• [Problem description]: State how many lines in the listing below include the word "text", and add nothing besides the number.

• [Input data]:

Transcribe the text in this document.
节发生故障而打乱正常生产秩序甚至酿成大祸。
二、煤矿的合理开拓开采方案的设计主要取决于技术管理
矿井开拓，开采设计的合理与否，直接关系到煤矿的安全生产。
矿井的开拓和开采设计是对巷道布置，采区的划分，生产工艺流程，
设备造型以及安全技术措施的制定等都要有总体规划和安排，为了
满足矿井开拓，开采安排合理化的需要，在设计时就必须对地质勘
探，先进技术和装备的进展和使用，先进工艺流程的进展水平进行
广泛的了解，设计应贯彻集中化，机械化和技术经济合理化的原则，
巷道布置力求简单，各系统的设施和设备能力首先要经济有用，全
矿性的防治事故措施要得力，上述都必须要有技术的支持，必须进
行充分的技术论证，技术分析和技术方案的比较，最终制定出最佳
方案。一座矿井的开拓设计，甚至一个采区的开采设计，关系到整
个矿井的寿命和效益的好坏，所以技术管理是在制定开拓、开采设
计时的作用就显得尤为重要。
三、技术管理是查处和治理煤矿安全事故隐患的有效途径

* * *

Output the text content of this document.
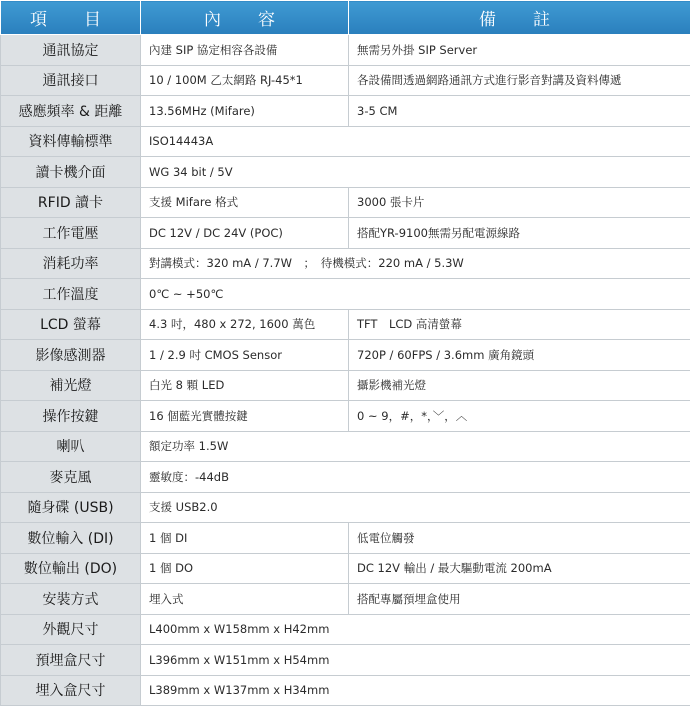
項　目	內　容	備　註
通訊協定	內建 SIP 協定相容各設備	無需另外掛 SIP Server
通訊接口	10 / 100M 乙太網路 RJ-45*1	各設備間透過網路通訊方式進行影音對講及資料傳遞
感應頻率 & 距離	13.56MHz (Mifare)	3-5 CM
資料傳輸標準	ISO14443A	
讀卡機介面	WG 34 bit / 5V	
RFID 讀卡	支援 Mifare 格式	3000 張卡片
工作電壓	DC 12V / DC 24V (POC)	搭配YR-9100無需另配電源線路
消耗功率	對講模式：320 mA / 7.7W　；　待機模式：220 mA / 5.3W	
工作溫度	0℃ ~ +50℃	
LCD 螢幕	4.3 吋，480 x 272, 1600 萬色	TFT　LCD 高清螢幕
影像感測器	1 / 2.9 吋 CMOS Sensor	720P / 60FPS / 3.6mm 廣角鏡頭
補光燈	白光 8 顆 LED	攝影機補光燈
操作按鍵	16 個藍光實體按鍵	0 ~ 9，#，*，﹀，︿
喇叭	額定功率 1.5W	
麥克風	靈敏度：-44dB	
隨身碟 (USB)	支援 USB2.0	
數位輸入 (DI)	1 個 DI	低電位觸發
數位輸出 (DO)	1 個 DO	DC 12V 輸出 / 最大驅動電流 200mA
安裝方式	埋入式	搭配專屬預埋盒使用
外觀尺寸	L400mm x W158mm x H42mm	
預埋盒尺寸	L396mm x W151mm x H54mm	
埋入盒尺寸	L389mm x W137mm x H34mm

• [Finished exercise]: 2